WHAT YOU NEED TO DO
Reproduce the entries exactly.

━━━━━━

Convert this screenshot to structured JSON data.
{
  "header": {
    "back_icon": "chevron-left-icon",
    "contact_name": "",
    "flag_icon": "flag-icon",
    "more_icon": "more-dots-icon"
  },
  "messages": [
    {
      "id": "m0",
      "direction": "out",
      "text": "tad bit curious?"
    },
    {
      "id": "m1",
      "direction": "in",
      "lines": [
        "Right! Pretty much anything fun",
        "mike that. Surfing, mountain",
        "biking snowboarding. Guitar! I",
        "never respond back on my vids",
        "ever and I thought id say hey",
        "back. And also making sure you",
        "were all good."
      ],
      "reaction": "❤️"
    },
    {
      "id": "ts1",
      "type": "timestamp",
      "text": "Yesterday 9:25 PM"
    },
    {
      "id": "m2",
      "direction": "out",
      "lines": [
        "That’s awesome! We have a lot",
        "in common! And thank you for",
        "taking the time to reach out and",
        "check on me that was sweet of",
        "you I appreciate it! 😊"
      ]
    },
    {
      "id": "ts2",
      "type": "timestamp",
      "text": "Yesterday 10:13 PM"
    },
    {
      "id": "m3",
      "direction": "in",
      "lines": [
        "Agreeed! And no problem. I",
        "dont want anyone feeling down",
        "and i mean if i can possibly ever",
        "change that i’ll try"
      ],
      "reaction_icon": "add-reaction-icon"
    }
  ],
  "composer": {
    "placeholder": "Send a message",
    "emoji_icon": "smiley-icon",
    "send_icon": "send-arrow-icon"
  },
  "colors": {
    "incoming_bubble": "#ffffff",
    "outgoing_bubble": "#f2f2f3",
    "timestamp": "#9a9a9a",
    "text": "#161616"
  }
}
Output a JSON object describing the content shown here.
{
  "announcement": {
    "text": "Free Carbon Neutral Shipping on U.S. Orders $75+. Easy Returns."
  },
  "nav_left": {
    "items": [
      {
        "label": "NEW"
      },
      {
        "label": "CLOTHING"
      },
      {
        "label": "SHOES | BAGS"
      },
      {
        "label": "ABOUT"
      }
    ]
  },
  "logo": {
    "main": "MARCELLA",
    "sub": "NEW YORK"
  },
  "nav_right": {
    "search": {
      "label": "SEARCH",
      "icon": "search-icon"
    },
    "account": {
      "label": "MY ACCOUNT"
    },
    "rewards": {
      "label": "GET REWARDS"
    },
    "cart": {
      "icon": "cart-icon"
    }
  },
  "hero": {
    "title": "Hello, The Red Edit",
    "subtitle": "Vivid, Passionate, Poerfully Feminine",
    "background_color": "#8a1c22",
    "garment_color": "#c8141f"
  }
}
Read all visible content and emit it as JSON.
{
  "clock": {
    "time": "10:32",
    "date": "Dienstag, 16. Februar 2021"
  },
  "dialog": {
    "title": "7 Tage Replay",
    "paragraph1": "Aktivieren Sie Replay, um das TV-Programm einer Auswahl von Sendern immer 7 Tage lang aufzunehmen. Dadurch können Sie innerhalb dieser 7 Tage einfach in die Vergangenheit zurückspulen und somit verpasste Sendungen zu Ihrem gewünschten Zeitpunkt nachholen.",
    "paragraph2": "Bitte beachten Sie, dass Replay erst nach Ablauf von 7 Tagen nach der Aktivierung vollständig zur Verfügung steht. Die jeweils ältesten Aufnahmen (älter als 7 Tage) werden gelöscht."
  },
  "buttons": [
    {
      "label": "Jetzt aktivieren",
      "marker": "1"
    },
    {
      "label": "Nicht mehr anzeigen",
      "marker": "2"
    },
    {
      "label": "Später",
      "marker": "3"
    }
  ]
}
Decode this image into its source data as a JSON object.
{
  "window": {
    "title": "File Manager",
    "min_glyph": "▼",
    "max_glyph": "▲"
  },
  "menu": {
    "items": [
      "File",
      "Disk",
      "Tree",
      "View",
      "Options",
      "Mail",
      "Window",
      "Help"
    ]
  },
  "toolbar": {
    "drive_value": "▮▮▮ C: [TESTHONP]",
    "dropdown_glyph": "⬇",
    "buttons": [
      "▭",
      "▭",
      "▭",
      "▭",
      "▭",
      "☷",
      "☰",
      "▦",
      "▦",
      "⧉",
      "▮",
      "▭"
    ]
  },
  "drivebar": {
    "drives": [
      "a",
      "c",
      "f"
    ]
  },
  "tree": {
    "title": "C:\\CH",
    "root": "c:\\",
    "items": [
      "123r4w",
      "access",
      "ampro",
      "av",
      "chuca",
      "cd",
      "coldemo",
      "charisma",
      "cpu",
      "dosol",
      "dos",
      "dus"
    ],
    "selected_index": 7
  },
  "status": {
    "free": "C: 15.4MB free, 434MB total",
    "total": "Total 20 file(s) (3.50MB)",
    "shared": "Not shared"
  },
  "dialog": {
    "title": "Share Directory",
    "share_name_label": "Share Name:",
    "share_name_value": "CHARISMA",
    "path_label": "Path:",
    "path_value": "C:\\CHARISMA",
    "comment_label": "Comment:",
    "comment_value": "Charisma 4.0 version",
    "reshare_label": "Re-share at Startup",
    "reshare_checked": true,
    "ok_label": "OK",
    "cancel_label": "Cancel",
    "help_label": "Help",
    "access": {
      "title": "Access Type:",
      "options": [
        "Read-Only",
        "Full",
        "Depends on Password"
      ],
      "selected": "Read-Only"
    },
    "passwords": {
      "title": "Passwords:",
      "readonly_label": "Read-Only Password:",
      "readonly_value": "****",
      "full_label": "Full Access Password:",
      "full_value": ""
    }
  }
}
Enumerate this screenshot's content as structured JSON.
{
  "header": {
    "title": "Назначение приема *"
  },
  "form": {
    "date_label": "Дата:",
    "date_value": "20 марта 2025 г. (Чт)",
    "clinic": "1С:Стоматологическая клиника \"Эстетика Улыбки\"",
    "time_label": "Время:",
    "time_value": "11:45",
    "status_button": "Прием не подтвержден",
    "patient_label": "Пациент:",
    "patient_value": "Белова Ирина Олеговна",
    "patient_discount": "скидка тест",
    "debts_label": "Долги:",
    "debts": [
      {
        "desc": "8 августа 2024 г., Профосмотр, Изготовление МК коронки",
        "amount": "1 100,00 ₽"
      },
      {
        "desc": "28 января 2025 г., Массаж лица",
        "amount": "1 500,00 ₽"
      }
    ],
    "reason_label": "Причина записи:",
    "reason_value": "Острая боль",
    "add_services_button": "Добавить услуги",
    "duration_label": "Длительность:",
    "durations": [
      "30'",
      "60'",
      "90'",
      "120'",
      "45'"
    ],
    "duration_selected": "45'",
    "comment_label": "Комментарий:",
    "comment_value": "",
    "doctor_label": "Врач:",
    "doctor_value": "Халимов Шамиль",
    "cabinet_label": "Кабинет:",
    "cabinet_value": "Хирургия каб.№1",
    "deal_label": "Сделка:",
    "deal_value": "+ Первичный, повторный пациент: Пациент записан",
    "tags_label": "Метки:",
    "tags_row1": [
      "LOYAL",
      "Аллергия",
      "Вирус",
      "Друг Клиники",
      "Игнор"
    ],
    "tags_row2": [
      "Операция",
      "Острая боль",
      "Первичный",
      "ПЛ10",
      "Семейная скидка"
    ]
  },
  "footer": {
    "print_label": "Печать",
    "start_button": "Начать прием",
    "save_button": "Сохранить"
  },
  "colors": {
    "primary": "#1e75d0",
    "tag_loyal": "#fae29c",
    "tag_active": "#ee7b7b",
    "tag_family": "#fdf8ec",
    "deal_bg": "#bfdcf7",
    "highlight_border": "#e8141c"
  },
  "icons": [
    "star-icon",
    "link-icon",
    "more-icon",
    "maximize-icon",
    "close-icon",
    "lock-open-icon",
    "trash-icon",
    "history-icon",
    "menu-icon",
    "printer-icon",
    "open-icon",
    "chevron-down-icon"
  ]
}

━━━━━━

ANSWER TO THIS PROBLEM
Convert this screenshot to structured JSON data.
{
  "header": {
    "back_icon": "chevron-left-icon",
    "contact_name": "",
    "flag_icon": "flag-icon",
    "more_icon": "more-dots-icon"
  },
  "messages": [
    {
      "id": "m0",
      "direction": "out",
      "text": "tad bit curious?"
    },
    {
      "id": "m1",
      "direction": "in",
      "lines": [
        "Right! Pretty much anything fun",
        "mike that. Surfing, mountain",
        "biking snowboarding. Guitar! I",
        "never respond back on my vids",
        "ever and I thought id say hey",
        "back. And also making sure you",
        "were all good."
      ],
      "reaction": "❤️"
    },
    {
      "id": "ts1",
      "type": "timestamp",
      "text": "Yesterday 9:25 PM"
    },
    {
      "id": "m2",
      "direction": "out",
      "lines": [
        "That’s awesome! We have a lot",
        "in common! And thank you for",
        "taking the time to reach out and",
        "check on me that was sweet of",
        "you I appreciate it! 😊"
      ]
    },
    {
      "id": "ts2",
      "type": "timestamp",
      "text": "Yesterday 10:13 PM"
    },
    {
      "id": "m3",
      "direction": "in",
      "lines": [
        "Agreeed! And no problem. I",
        "dont want anyone feeling down",
        "and i mean if i can possibly ever",
        "change that i’ll try"
      ],
      "reaction_icon": "add-reaction-icon"
    }
  ],
  "composer": {
    "placeholder": "Send a message",
    "emoji_icon": "smiley-icon",
    "send_icon": "send-arrow-icon"
  },
  "colors": {
    "incoming_bubble": "#ffffff",
    "outgoing_bubble": "#f2f2f3",
    "timestamp": "#9a9a9a",
    "text": "#161616"
  }
}
Output a JSON object describing the content shown here.
{
  "announcement": {
    "text": "Free Carbon Neutral Shipping on U.S. Orders $75+. Easy Returns."
  },
  "nav_left": {
    "items": [
      {
        "label": "NEW"
      },
      {
        "label": "CLOTHING"
      },
      {
        "label": "SHOES | BAGS"
      },
      {
        "label": "ABOUT"
      }
    ]
  },
  "logo": {
    "main": "MARCELLA",
    "sub": "NEW YORK"
  },
  "nav_right": {
    "search": {
      "label": "SEARCH",
      "icon": "search-icon"
    },
    "account": {
      "label": "MY ACCOUNT"
    },
    "rewards": {
      "label": "GET REWARDS"
    },
    "cart": {
      "icon": "cart-icon"
    }
  },
  "hero": {
    "title": "Hello, The Red Edit",
    "subtitle": "Vivid, Passionate, Poerfully Feminine",
    "background_color": "#8a1c22",
    "garment_color": "#c8141f"
  }
}
Read all visible content and emit it as JSON.
{
  "clock": {
    "time": "10:32",
    "date": "Dienstag, 16. Februar 2021"
  },
  "dialog": {
    "title": "7 Tage Replay",
    "paragraph1": "Aktivieren Sie Replay, um das TV-Programm einer Auswahl von Sendern immer 7 Tage lang aufzunehmen. Dadurch können Sie innerhalb dieser 7 Tage einfach in die Vergangenheit zurückspulen und somit verpasste Sendungen zu Ihrem gewünschten Zeitpunkt nachholen.",
    "paragraph2": "Bitte beachten Sie, dass Replay erst nach Ablauf von 7 Tagen nach der Aktivierung vollständig zur Verfügung steht. Die jeweils ältesten Aufnahmen (älter als 7 Tage) werden gelöscht."
  },
  "buttons": [
    {
      "label": "Jetzt aktivieren",
      "marker": "1"
    },
    {
      "label": "Nicht mehr anzeigen",
      "marker": "2"
    },
    {
      "label": "Später",
      "marker": "3"
    }
  ]
}
Decode this image into its source data as a JSON object.
{
  "window": {
    "title": "File Manager",
    "min_glyph": "▼",
    "max_glyph": "▲"
  },
  "menu": {
    "items": [
      "File",
      "Disk",
      "Tree",
      "View",
      "Options",
      "Mail",
      "Window",
      "Help"
    ]
  },
  "toolbar": {
    "drive_value": "▮▮▮ C: [TESTHONP]",
    "dropdown_glyph": "⬇",
    "buttons": [
      "▭",
      "▭",
      "▭",
      "▭",
      "▭",
      "☷",
      "☰",
      "▦",
      "▦",
      "⧉",
      "▮",
      "▭"
    ]
  },
  "drivebar": {
    "drives": [
      "a",
      "c",
      "f"
    ]
  },
  "tree": {
    "title": "C:\\CH",
    "root": "c:\\",
    "items": [
      "123r4w",
      "access",
      "ampro",
      "av",
      "chuca",
      "cd",
      "coldemo",
      "charisma",
      "cpu",
      "dosol",
      "dos",
      "dus"
    ],
    "selected_index": 7
  },
  "status": {
    "free": "C: 15.4MB free, 434MB total",
    "total": "Total 20 file(s) (3.50MB)",
    "shared": "Not shared"
  },
  "dialog": {
    "title": "Share Directory",
    "share_name_label": "Share Name:",
    "share_name_value": "CHARISMA",
    "path_label": "Path:",
    "path_value": "C:\\CHARISMA",
    "comment_label": "Comment:",
    "comment_value": "Charisma 4.0 version",
    "reshare_label": "Re-share at Startup",
    "reshare_checked": true,
    "ok_label": "OK",
    "cancel_label": "Cancel",
    "help_label": "Help",
    "access": {
      "title": "Access Type:",
      "options": [
        "Read-Only",
        "Full",
        "Depends on Password"
      ],
      "selected": "Read-Only"
    },
    "passwords": {
      "title": "Passwords:",
      "readonly_label": "Read-Only Password:",
      "readonly_value": "****",
      "full_label": "Full Access Password:",
      "full_value": ""
    }
  }
}
Enumerate this screenshot's content as structured JSON.
{
  "header": {
    "title": "Назначение приема *"
  },
  "form": {
    "date_label": "Дата:",
    "date_value": "20 марта 2025 г. (Чт)",
    "clinic": "1С:Стоматологическая клиника \"Эстетика Улыбки\"",
    "time_label": "Время:",
    "time_value": "11:45",
    "status_button": "Прием не подтвержден",
    "patient_label": "Пациент:",
    "patient_value": "Белова Ирина Олеговна",
    "patient_discount": "скидка тест",
    "debts_label": "Долги:",
    "debts": [
      {
        "desc": "8 августа 2024 г., Профосмотр, Изготовление МК коронки",
        "amount": "1 100,00 ₽"
      },
      {
        "desc": "28 января 2025 г., Массаж лица",
        "amount": "1 500,00 ₽"
      }
    ],
    "reason_label": "Причина записи:",
    "reason_value": "Острая боль",
    "add_services_button": "Добавить услуги",
    "duration_label": "Длительность:",
    "durations": [
      "30'",
      "60'",
      "90'",
      "120'",
      "45'"
    ],
    "duration_selected": "45'",
    "comment_label": "Комментарий:",
    "comment_value": "",
    "doctor_label": "Врач:",
    "doctor_value": "Халимов Шамиль",
    "cabinet_label": "Кабинет:",
    "cabinet_value": "Хирургия каб.№1",
    "deal_label": "Сделка:",
    "deal_value": "+ Первичный, повторный пациент: Пациент записан",
    "tags_label": "Метки:",
    "tags_row1": [
      "LOYAL",
      "Аллергия",
      "Вирус",
      "Друг Клиники",
      "Игнор"
    ],
    "tags_row2": [
      "Операция",
      "Острая боль",
      "Первичный",
      "ПЛ10",
      "Семейная скидка"
    ]
  },
  "footer": {
    "print_label": "Печать",
    "start_button": "Начать прием",
    "save_button": "Сохранить"
  },
  "colors": {
    "primary": "#1e75d0",
    "tag_loyal": "#fae29c",
    "tag_active": "#ee7b7b",
    "tag_family": "#fdf8ec",
    "deal_bg": "#bfdcf7",
    "highlight_border": "#e8141c"
  },
  "icons": [
    "star-icon",
    "link-icon",
    "more-icon",
    "maximize-icon",
    "close-icon",
    "lock-open-icon",
    "trash-icon",
    "history-icon",
    "menu-icon",
    "printer-icon",
    "open-icon",
    "chevron-down-icon"
  ]
}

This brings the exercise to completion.